**What you are asked to do**:
Copy all lines of the listing that include the string "date".

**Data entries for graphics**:

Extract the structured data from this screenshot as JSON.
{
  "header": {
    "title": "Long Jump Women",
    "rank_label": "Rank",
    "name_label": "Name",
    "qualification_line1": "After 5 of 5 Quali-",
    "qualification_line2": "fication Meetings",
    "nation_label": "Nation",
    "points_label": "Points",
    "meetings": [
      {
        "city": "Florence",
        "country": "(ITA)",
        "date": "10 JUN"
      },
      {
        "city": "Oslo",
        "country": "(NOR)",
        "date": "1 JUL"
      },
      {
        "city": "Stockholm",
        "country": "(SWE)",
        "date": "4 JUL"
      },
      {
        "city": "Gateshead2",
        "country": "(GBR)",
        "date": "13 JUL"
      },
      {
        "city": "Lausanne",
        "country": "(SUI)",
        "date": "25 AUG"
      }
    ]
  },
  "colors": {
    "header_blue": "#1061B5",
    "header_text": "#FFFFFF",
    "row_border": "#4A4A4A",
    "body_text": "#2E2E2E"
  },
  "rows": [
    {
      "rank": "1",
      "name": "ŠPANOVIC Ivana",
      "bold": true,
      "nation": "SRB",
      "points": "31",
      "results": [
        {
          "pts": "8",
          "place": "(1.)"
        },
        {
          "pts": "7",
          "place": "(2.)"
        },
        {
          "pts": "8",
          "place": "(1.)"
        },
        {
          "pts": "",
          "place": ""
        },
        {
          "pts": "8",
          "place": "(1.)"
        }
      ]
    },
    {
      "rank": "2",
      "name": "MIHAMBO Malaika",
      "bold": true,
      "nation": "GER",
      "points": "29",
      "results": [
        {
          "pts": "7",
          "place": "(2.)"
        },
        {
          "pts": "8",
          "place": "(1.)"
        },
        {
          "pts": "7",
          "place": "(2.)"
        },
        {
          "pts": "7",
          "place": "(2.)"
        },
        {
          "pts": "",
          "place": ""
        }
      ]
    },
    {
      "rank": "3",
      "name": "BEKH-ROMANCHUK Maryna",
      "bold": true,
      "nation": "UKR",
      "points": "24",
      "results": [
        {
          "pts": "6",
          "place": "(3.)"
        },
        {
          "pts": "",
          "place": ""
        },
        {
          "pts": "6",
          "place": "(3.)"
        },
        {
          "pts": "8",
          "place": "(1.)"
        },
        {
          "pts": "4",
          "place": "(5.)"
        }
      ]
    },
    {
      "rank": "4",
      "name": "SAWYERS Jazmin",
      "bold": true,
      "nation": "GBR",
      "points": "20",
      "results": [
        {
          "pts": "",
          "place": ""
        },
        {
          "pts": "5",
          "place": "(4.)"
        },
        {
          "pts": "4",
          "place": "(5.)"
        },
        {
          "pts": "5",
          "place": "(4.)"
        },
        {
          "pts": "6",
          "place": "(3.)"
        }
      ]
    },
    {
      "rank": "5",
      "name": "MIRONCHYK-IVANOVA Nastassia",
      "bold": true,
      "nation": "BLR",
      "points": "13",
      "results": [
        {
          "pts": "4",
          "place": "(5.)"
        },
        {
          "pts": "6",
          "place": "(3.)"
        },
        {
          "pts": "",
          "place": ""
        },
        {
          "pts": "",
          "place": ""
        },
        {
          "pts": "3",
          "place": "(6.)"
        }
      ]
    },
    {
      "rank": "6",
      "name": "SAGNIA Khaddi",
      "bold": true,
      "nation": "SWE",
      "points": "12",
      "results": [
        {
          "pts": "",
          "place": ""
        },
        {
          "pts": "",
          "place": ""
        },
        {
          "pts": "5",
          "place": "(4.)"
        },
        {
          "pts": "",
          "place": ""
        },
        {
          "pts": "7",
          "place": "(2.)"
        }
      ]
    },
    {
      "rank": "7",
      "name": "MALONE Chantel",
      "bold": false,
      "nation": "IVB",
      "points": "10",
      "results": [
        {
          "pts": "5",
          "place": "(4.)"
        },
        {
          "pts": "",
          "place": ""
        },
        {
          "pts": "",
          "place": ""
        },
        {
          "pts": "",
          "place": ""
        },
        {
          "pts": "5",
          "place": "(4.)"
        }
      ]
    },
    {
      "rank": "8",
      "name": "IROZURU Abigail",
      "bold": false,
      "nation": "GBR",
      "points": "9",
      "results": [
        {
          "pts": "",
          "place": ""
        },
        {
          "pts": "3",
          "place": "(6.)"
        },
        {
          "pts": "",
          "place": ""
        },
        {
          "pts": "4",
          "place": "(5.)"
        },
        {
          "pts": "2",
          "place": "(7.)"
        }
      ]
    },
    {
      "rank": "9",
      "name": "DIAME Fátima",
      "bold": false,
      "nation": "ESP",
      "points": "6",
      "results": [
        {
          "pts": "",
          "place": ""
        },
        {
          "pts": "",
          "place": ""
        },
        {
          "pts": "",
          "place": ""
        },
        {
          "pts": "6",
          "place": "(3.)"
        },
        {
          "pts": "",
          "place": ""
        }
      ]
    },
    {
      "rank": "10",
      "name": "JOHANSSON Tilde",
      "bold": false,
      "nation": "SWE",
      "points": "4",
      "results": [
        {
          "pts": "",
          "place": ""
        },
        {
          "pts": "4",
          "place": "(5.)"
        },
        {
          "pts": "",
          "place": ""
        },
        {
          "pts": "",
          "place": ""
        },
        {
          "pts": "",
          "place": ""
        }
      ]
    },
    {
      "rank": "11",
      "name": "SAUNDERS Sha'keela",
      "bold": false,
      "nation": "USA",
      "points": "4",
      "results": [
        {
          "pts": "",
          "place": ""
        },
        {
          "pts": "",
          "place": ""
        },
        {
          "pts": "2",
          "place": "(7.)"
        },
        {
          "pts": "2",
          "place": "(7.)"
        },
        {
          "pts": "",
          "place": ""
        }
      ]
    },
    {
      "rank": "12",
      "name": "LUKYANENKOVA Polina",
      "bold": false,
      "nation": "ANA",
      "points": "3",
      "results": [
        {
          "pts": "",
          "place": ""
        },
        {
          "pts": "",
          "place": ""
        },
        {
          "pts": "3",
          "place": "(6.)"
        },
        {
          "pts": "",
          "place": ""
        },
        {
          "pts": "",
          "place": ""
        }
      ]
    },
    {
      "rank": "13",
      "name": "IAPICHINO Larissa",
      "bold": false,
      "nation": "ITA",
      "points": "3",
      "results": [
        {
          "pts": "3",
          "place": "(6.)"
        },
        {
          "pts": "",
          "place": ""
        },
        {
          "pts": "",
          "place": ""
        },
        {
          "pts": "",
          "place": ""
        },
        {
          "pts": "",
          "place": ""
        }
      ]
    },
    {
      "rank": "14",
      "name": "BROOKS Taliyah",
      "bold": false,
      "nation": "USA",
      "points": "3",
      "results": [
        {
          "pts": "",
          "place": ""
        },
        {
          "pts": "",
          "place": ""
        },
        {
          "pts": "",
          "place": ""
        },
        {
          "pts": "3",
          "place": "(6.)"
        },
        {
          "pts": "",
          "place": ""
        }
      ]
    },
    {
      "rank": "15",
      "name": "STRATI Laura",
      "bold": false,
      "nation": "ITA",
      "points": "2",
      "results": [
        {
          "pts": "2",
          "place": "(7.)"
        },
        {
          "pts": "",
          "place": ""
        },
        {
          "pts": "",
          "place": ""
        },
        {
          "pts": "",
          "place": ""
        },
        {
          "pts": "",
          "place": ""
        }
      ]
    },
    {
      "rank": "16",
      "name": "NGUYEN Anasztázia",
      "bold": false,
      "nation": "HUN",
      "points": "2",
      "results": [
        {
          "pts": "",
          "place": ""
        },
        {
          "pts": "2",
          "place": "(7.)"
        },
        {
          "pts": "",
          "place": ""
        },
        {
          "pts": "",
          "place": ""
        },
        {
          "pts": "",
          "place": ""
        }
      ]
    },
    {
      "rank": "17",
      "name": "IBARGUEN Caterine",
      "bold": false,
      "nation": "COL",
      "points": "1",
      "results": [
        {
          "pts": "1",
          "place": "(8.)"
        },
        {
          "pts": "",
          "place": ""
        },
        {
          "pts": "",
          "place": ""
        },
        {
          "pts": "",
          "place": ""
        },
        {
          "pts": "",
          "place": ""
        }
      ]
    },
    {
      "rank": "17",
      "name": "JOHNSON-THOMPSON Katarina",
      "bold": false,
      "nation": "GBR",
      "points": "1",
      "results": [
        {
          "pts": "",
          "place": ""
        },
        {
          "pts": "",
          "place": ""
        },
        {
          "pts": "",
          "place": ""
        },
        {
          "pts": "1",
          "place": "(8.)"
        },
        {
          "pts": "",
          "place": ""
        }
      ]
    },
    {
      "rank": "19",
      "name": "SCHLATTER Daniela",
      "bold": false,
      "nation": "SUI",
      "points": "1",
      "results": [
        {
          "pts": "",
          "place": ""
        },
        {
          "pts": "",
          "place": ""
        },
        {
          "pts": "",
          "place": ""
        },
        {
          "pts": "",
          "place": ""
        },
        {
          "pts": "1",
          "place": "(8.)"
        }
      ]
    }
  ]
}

**Complete output**:
        "date": "10 JUN"
        "date": "1 JUL"
        "date": "4 JUL"
        "date": "13 JUL"
        "date": "25 AUG"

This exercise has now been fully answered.